# EXERCISE PROMPT
Take each line that has the word "кости" and return it.

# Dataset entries
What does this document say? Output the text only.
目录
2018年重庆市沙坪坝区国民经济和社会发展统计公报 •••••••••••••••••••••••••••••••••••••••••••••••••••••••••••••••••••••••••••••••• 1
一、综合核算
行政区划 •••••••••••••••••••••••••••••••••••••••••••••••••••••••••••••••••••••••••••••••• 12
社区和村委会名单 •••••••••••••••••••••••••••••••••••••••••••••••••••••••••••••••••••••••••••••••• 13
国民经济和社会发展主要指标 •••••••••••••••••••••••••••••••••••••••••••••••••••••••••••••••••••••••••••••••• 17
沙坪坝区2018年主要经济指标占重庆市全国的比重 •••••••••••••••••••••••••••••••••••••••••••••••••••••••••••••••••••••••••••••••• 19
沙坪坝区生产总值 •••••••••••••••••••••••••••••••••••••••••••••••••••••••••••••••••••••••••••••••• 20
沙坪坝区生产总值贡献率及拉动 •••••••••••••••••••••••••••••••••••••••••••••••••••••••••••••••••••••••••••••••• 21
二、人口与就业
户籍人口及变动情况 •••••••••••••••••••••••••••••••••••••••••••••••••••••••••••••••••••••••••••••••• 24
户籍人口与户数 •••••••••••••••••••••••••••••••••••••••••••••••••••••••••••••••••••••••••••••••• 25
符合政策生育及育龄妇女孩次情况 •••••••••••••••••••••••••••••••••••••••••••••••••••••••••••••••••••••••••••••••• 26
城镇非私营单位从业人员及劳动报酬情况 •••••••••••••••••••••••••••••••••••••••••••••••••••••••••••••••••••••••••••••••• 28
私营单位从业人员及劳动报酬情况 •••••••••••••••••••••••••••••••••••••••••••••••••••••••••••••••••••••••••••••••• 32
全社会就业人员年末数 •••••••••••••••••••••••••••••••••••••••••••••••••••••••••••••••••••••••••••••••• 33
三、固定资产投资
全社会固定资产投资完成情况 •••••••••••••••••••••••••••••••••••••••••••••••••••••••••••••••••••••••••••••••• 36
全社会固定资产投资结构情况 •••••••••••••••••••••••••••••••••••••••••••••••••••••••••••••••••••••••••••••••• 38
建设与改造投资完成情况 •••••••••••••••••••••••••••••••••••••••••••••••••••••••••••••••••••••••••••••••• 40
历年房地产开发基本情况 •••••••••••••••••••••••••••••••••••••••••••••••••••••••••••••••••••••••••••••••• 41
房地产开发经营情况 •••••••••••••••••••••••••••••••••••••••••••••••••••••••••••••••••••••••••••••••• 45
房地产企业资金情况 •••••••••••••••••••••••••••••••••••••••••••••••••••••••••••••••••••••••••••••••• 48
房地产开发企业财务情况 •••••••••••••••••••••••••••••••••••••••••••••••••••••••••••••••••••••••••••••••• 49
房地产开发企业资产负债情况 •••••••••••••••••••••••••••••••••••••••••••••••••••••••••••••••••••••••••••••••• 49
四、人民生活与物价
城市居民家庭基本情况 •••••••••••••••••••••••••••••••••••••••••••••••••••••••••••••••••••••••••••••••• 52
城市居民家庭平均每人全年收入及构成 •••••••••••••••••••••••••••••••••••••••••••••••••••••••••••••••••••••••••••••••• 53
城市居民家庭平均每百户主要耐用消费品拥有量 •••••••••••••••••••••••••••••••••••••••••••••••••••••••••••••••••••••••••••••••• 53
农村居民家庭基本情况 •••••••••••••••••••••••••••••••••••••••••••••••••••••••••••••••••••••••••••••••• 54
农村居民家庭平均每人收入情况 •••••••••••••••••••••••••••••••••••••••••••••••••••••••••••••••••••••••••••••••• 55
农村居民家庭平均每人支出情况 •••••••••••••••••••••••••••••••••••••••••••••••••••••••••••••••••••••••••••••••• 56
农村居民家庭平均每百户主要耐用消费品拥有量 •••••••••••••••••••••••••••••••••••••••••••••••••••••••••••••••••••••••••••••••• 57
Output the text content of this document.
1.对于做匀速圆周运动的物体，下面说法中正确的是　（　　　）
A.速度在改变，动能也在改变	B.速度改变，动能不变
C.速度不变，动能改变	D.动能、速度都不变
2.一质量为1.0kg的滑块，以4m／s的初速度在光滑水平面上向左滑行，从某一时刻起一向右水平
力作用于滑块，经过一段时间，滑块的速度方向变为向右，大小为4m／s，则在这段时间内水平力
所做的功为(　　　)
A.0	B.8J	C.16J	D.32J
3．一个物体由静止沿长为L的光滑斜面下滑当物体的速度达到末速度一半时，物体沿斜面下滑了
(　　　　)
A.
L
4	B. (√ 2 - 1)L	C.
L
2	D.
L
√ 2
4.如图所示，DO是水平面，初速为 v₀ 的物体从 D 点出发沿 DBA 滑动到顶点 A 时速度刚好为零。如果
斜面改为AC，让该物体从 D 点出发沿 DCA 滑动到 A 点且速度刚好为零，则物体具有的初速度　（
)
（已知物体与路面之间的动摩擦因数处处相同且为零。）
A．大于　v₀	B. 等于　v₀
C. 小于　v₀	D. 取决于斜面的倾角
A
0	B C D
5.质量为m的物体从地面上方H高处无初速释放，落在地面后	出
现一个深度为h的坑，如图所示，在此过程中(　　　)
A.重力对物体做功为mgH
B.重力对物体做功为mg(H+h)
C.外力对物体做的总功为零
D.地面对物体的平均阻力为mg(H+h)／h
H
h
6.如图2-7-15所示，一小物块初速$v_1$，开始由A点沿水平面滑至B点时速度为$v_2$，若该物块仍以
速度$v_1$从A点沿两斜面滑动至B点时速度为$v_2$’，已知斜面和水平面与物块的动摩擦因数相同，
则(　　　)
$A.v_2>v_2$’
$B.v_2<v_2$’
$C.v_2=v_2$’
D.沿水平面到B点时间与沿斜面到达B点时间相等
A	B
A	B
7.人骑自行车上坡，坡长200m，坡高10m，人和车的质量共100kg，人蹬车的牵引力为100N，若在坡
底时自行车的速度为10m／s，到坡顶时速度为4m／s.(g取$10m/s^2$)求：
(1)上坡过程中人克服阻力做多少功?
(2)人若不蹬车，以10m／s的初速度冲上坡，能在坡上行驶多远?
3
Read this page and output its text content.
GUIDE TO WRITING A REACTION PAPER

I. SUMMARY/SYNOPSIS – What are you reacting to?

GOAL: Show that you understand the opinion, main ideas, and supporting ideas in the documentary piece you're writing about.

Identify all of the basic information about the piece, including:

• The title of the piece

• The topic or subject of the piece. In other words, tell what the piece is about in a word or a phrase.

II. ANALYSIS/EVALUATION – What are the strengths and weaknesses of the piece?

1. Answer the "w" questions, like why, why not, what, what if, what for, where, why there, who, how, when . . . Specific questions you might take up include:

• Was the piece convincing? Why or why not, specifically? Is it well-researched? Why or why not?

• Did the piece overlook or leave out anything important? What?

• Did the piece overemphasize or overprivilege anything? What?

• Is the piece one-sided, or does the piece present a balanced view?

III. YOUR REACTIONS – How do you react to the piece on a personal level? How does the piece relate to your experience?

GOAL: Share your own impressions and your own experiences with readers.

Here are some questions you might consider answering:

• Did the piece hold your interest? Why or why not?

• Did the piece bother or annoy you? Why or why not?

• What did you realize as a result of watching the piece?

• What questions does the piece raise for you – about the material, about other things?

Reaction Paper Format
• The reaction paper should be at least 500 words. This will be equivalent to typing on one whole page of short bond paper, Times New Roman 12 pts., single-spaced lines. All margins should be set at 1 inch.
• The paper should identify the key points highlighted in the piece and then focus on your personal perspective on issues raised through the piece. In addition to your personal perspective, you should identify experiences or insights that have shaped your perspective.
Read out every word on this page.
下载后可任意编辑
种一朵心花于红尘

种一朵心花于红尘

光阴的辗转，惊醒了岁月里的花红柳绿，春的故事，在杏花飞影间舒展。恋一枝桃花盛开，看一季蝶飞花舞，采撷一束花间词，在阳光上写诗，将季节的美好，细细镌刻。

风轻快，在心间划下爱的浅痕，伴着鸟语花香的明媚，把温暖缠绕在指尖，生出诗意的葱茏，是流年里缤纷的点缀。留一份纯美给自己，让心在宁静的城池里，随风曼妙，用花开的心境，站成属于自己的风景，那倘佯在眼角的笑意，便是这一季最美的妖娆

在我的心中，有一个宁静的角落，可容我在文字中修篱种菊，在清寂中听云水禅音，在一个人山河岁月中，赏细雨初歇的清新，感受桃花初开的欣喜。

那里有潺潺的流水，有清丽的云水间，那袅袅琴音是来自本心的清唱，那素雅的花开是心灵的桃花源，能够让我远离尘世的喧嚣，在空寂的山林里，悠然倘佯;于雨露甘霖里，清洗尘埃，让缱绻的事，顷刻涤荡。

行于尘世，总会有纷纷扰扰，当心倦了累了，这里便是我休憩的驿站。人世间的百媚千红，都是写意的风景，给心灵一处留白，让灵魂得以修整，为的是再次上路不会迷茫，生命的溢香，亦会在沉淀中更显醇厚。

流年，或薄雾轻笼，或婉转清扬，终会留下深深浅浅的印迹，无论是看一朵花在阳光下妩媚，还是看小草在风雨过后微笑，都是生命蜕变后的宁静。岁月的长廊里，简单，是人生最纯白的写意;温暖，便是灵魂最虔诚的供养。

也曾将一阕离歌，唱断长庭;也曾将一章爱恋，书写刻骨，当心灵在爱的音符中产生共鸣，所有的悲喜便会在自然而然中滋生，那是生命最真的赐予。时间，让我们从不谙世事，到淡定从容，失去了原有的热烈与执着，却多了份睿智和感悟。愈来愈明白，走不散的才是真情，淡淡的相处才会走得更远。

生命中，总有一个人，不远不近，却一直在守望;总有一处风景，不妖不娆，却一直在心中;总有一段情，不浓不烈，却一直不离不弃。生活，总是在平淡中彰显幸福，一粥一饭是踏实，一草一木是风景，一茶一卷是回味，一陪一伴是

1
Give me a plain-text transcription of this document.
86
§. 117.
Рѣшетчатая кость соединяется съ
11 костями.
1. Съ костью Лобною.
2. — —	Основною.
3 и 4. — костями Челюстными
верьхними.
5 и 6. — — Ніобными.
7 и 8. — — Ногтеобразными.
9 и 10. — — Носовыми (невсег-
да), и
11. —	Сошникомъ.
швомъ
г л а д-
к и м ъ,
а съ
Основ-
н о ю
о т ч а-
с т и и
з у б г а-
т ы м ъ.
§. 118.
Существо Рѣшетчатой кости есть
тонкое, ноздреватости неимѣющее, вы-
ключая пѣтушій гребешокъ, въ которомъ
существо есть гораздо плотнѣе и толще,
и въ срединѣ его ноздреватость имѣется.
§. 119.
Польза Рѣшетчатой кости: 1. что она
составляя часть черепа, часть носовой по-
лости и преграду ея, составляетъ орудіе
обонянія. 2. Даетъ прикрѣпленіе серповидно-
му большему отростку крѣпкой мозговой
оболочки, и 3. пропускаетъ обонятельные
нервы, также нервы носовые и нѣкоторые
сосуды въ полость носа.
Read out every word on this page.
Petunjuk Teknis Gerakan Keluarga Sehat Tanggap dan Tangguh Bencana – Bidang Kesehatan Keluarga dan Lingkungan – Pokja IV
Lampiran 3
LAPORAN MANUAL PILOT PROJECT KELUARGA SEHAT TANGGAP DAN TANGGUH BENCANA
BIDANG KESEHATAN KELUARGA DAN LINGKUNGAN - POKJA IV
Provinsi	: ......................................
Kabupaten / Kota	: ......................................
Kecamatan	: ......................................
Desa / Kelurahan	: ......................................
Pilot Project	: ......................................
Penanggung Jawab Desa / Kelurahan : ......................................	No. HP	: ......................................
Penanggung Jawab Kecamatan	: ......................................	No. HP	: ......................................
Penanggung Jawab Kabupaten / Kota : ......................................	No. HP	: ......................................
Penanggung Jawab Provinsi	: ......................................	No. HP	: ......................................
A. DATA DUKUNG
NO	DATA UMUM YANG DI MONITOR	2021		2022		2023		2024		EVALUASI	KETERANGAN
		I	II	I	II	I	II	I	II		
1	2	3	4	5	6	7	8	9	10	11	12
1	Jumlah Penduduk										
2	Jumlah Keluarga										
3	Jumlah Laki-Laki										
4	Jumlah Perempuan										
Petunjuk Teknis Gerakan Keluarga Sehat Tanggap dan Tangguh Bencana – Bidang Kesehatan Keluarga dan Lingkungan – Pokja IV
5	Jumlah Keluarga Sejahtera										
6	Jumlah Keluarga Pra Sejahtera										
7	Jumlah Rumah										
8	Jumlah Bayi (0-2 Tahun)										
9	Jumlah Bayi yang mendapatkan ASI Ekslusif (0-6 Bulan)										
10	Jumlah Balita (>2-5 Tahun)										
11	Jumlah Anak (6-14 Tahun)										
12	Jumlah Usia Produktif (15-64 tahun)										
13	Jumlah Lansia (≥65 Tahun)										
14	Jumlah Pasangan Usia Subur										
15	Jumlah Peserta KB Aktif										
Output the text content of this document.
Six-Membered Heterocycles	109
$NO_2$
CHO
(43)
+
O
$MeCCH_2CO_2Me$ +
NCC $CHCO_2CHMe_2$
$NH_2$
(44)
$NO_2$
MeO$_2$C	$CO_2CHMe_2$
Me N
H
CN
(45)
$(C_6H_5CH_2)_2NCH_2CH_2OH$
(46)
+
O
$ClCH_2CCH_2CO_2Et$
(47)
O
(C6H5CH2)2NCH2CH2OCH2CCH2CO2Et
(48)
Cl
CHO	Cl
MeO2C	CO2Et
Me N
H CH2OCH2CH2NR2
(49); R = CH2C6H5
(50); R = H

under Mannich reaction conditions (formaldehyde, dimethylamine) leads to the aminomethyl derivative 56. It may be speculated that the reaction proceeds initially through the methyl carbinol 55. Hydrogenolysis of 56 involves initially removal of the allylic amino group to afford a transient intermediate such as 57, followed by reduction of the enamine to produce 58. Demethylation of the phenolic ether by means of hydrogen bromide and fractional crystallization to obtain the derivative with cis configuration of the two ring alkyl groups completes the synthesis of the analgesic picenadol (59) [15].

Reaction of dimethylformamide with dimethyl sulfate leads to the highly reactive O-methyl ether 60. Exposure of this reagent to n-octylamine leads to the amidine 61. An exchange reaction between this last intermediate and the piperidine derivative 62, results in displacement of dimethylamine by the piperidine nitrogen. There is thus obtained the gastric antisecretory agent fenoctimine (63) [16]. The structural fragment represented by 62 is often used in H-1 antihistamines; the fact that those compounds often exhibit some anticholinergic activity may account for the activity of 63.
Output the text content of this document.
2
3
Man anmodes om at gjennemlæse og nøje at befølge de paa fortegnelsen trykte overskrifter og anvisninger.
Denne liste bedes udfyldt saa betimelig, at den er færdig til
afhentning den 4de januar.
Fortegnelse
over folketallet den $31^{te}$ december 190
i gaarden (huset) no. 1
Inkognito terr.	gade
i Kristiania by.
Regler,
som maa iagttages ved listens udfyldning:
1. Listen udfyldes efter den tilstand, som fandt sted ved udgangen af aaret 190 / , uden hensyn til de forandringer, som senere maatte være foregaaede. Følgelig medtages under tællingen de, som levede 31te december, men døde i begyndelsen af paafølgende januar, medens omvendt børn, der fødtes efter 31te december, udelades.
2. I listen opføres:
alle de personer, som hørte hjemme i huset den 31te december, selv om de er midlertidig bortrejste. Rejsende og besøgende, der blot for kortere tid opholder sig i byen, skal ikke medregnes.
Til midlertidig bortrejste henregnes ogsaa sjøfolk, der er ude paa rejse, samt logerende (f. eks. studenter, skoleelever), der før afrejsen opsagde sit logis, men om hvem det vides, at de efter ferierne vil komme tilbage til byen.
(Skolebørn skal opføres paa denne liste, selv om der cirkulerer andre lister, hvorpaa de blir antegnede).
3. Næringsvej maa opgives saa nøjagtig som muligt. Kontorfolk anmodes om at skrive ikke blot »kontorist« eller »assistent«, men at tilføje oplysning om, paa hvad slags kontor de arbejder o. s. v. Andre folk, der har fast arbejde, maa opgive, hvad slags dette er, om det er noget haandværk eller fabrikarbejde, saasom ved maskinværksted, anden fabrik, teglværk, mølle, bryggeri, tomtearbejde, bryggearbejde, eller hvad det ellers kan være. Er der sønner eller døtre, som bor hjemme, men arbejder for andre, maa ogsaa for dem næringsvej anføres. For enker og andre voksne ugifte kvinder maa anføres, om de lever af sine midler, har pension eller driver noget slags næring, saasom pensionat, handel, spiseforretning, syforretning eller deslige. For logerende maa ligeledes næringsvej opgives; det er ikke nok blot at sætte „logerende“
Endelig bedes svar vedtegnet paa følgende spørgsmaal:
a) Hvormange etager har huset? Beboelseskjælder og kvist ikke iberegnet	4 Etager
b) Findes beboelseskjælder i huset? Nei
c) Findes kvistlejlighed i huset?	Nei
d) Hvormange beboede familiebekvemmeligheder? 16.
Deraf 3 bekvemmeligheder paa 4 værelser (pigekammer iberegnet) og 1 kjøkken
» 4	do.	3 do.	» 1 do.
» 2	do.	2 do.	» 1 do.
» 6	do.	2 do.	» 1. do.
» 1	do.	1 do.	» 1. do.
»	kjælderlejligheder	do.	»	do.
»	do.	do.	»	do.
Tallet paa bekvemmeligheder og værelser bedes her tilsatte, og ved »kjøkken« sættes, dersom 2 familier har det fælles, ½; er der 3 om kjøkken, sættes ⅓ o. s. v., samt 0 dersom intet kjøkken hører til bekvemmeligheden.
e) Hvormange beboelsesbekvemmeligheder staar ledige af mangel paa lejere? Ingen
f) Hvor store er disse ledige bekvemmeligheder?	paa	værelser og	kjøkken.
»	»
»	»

# CORRECT ANSWER
Существо Рѣшетчатой кости есть
Польза Рѣшетчатой кости: 1. что она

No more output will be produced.